»»

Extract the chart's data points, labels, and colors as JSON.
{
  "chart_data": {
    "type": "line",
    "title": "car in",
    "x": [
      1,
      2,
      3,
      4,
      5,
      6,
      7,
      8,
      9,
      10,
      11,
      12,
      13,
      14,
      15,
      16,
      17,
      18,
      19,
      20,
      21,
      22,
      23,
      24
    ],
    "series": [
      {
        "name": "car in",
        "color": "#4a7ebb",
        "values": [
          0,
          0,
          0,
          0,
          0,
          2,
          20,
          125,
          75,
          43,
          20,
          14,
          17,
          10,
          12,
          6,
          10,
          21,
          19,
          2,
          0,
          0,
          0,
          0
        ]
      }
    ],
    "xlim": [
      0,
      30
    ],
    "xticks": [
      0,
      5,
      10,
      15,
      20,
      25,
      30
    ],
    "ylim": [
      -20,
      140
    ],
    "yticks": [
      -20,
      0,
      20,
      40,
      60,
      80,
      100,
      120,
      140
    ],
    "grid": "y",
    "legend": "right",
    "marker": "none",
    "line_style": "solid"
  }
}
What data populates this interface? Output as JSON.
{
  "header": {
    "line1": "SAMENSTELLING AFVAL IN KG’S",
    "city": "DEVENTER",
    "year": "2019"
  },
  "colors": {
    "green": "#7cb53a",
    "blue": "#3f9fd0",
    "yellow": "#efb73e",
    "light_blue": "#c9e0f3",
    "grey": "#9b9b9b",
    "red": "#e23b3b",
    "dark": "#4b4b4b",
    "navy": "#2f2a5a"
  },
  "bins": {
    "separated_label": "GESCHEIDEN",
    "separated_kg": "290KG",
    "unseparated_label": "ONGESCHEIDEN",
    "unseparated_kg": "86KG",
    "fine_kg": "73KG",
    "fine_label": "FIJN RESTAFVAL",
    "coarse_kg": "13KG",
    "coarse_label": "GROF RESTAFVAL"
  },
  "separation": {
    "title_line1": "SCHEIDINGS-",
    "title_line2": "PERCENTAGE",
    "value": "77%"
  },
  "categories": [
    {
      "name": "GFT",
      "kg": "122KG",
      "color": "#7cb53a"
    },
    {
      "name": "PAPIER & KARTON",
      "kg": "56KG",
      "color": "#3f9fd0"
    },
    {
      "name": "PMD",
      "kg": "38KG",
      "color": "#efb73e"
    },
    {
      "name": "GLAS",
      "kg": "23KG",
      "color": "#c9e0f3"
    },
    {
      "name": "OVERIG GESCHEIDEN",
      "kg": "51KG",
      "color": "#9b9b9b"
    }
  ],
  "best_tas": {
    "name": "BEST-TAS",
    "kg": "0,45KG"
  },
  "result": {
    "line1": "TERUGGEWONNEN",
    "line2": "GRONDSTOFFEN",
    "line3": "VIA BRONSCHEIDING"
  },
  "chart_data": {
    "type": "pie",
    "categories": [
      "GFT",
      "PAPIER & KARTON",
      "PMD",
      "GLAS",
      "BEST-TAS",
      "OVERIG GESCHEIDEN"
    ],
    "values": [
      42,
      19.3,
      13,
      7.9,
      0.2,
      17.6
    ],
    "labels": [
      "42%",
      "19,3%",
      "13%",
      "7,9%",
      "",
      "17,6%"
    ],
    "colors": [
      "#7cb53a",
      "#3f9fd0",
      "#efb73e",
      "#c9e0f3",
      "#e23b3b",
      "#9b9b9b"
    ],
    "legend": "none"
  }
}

««

Reproduce the full set of records precisely.

# Answer in full
Extract the chart's data points, labels, and colors as JSON.
{
  "chart_data": {
    "type": "line",
    "title": "car in",
    "x": [
      1,
      2,
      3,
      4,
      5,
      6,
      7,
      8,
      9,
      10,
      11,
      12,
      13,
      14,
      15,
      16,
      17,
      18,
      19,
      20,
      21,
      22,
      23,
      24
    ],
    "series": [
      {
        "name": "car in",
        "color": "#4a7ebb",
        "values": [
          0,
          0,
          0,
          0,
          0,
          2,
          20,
          125,
          75,
          43,
          20,
          14,
          17,
          10,
          12,
          6,
          10,
          21,
          19,
          2,
          0,
          0,
          0,
          0
        ]
      }
    ],
    "xlim": [
      0,
      30
    ],
    "xticks": [
      0,
      5,
      10,
      15,
      20,
      25,
      30
    ],
    "ylim": [
      -20,
      140
    ],
    "yticks": [
      -20,
      0,
      20,
      40,
      60,
      80,
      100,
      120,
      140
    ],
    "grid": "y",
    "legend": "right",
    "marker": "none",
    "line_style": "solid"
  }
}
What data populates this interface? Output as JSON.
{
  "header": {
    "line1": "SAMENSTELLING AFVAL IN KG’S",
    "city": "DEVENTER",
    "year": "2019"
  },
  "colors": {
    "green": "#7cb53a",
    "blue": "#3f9fd0",
    "yellow": "#efb73e",
    "light_blue": "#c9e0f3",
    "grey": "#9b9b9b",
    "red": "#e23b3b",
    "dark": "#4b4b4b",
    "navy": "#2f2a5a"
  },
  "bins": {
    "separated_label": "GESCHEIDEN",
    "separated_kg": "290KG",
    "unseparated_label": "ONGESCHEIDEN",
    "unseparated_kg": "86KG",
    "fine_kg": "73KG",
    "fine_label": "FIJN RESTAFVAL",
    "coarse_kg": "13KG",
    "coarse_label": "GROF RESTAFVAL"
  },
  "separation": {
    "title_line1": "SCHEIDINGS-",
    "title_line2": "PERCENTAGE",
    "value": "77%"
  },
  "categories": [
    {
      "name": "GFT",
      "kg": "122KG",
      "color": "#7cb53a"
    },
    {
      "name": "PAPIER & KARTON",
      "kg": "56KG",
      "color": "#3f9fd0"
    },
    {
      "name": "PMD",
      "kg": "38KG",
      "color": "#efb73e"
    },
    {
      "name": "GLAS",
      "kg": "23KG",
      "color": "#c9e0f3"
    },
    {
      "name": "OVERIG GESCHEIDEN",
      "kg": "51KG",
      "color": "#9b9b9b"
    }
  ],
  "best_tas": {
    "name": "BEST-TAS",
    "kg": "0,45KG"
  },
  "result": {
    "line1": "TERUGGEWONNEN",
    "line2": "GRONDSTOFFEN",
    "line3": "VIA BRONSCHEIDING"
  },
  "chart_data": {
    "type": "pie",
    "categories": [
      "GFT",
      "PAPIER & KARTON",
      "PMD",
      "GLAS",
      "BEST-TAS",
      "OVERIG GESCHEIDEN"
    ],
    "values": [
      42,
      19.3,
      13,
      7.9,
      0.2,
      17.6
    ],
    "labels": [
      "42%",
      "19,3%",
      "13%",
      "7,9%",
      "",
      "17,6%"
    ],
    "colors": [
      "#7cb53a",
      "#3f9fd0",
      "#efb73e",
      "#c9e0f3",
      "#e23b3b",
      "#9b9b9b"
    ],
    "legend": "none"
  }
}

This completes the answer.